GIVEN INSTRUCTION: Each entry below is to be duplicated verbatim.

━━ AVAILABLE RECORDS

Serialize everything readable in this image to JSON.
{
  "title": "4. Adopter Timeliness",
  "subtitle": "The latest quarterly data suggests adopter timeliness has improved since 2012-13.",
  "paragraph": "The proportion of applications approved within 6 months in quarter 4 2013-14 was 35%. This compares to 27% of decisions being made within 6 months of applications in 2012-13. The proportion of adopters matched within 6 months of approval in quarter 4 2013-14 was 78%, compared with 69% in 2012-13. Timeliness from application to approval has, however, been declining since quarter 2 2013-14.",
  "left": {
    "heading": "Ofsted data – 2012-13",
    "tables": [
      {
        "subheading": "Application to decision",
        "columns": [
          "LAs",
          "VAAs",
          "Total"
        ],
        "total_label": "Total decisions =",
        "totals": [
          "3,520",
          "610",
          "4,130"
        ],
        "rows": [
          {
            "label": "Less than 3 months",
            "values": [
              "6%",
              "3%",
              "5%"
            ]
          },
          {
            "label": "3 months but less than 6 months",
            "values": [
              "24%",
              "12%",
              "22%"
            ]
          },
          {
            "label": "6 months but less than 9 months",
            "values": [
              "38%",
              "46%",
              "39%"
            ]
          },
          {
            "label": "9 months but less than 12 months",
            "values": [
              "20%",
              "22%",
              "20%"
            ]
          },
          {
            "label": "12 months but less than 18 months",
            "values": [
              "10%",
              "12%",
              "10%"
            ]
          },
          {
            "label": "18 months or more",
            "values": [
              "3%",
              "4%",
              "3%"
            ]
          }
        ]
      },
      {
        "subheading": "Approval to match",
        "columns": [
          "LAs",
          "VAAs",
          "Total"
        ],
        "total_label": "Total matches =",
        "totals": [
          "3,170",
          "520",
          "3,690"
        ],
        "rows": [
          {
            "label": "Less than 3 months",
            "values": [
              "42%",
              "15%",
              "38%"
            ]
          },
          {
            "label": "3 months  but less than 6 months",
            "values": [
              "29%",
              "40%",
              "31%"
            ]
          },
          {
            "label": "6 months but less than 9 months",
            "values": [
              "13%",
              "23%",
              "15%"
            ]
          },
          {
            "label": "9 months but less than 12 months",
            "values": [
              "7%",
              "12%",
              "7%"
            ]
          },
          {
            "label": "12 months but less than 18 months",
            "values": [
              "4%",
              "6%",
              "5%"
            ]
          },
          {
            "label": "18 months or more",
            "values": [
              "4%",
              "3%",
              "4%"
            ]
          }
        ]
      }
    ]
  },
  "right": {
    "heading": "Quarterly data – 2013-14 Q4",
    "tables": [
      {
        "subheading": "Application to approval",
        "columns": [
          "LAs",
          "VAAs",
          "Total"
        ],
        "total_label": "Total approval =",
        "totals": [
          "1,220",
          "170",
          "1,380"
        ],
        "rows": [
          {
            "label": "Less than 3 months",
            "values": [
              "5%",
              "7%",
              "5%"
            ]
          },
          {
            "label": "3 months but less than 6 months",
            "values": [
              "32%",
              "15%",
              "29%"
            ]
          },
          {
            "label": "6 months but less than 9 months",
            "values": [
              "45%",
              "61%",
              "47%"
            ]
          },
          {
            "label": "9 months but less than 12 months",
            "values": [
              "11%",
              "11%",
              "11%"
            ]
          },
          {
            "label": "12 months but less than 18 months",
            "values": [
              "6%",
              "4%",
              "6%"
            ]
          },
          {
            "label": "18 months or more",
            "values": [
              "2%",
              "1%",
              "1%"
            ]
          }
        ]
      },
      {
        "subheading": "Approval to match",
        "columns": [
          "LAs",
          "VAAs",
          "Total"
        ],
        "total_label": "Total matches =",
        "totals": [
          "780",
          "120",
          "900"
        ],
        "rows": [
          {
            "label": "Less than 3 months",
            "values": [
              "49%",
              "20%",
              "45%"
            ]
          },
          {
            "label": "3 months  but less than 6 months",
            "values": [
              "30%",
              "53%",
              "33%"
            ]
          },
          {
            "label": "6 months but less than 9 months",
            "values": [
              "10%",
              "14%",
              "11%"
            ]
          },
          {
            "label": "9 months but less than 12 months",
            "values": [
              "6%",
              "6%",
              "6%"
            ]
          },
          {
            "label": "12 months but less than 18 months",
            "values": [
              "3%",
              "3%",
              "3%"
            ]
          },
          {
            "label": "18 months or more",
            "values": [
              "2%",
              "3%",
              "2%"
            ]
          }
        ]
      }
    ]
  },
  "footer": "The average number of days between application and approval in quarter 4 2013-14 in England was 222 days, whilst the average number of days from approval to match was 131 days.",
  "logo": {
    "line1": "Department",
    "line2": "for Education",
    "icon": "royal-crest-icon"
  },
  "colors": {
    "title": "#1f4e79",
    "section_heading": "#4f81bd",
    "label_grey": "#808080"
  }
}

━━━━

FULL ANSWER:
Serialize everything readable in this image to JSON.
{
  "title": "4. Adopter Timeliness",
  "subtitle": "The latest quarterly data suggests adopter timeliness has improved since 2012-13.",
  "paragraph": "The proportion of applications approved within 6 months in quarter 4 2013-14 was 35%. This compares to 27% of decisions being made within 6 months of applications in 2012-13. The proportion of adopters matched within 6 months of approval in quarter 4 2013-14 was 78%, compared with 69% in 2012-13. Timeliness from application to approval has, however, been declining since quarter 2 2013-14.",
  "left": {
    "heading": "Ofsted data – 2012-13",
    "tables": [
      {
        "subheading": "Application to decision",
        "columns": [
          "LAs",
          "VAAs",
          "Total"
        ],
        "total_label": "Total decisions =",
        "totals": [
          "3,520",
          "610",
          "4,130"
        ],
        "rows": [
          {
            "label": "Less than 3 months",
            "values": [
              "6%",
              "3%",
              "5%"
            ]
          },
          {
            "label": "3 months but less than 6 months",
            "values": [
              "24%",
              "12%",
              "22%"
            ]
          },
          {
            "label": "6 months but less than 9 months",
            "values": [
              "38%",
              "46%",
              "39%"
            ]
          },
          {
            "label": "9 months but less than 12 months",
            "values": [
              "20%",
              "22%",
              "20%"
            ]
          },
          {
            "label": "12 months but less than 18 months",
            "values": [
              "10%",
              "12%",
              "10%"
            ]
          },
          {
            "label": "18 months or more",
            "values": [
              "3%",
              "4%",
              "3%"
            ]
          }
        ]
      },
      {
        "subheading": "Approval to match",
        "columns": [
          "LAs",
          "VAAs",
          "Total"
        ],
        "total_label": "Total matches =",
        "totals": [
          "3,170",
          "520",
          "3,690"
        ],
        "rows": [
          {
            "label": "Less than 3 months",
            "values": [
              "42%",
              "15%",
              "38%"
            ]
          },
          {
            "label": "3 months  but less than 6 months",
            "values": [
              "29%",
              "40%",
              "31%"
            ]
          },
          {
            "label": "6 months but less than 9 months",
            "values": [
              "13%",
              "23%",
              "15%"
            ]
          },
          {
            "label": "9 months but less than 12 months",
            "values": [
              "7%",
              "12%",
              "7%"
            ]
          },
          {
            "label": "12 months but less than 18 months",
            "values": [
              "4%",
              "6%",
              "5%"
            ]
          },
          {
            "label": "18 months or more",
            "values": [
              "4%",
              "3%",
              "4%"
            ]
          }
        ]
      }
    ]
  },
  "right": {
    "heading": "Quarterly data – 2013-14 Q4",
    "tables": [
      {
        "subheading": "Application to approval",
        "columns": [
          "LAs",
          "VAAs",
          "Total"
        ],
        "total_label": "Total approval =",
        "totals": [
          "1,220",
          "170",
          "1,380"
        ],
        "rows": [
          {
            "label": "Less than 3 months",
            "values": [
              "5%",
              "7%",
              "5%"
            ]
          },
          {
            "label": "3 months but less than 6 months",
            "values": [
              "32%",
              "15%",
              "29%"
            ]
          },
          {
            "label": "6 months but less than 9 months",
            "values": [
              "45%",
              "61%",
              "47%"
            ]
          },
          {
            "label": "9 months but less than 12 months",
            "values": [
              "11%",
              "11%",
              "11%"
            ]
          },
          {
            "label": "12 months but less than 18 months",
            "values": [
              "6%",
              "4%",
              "6%"
            ]
          },
          {
            "label": "18 months or more",
            "values": [
              "2%",
              "1%",
              "1%"
            ]
          }
        ]
      },
      {
        "subheading": "Approval to match",
        "columns": [
          "LAs",
          "VAAs",
          "Total"
        ],
        "total_label": "Total matches =",
        "totals": [
          "780",
          "120",
          "900"
        ],
        "rows": [
          {
            "label": "Less than 3 months",
            "values": [
              "49%",
              "20%",
              "45%"
            ]
          },
          {
            "label": "3 months  but less than 6 months",
            "values": [
              "30%",
              "53%",
              "33%"
            ]
          },
          {
            "label": "6 months but less than 9 months",
            "values": [
              "10%",
              "14%",
              "11%"
            ]
          },
          {
            "label": "9 months but less than 12 months",
            "values": [
              "6%",
              "6%",
              "6%"
            ]
          },
          {
            "label": "12 months but less than 18 months",
            "values": [
              "3%",
              "3%",
              "3%"
            ]
          },
          {
            "label": "18 months or more",
            "values": [
              "2%",
              "3%",
              "2%"
            ]
          }
        ]
      }
    ]
  },
  "footer": "The average number of days between application and approval in quarter 4 2013-14 in England was 222 days, whilst the average number of days from approval to match was 131 days.",
  "logo": {
    "line1": "Department",
    "line2": "for Education",
    "icon": "royal-crest-icon"
  },
  "colors": {
    "title": "#1f4e79",
    "section_heading": "#4f81bd",
    "label_grey": "#808080"
  }
}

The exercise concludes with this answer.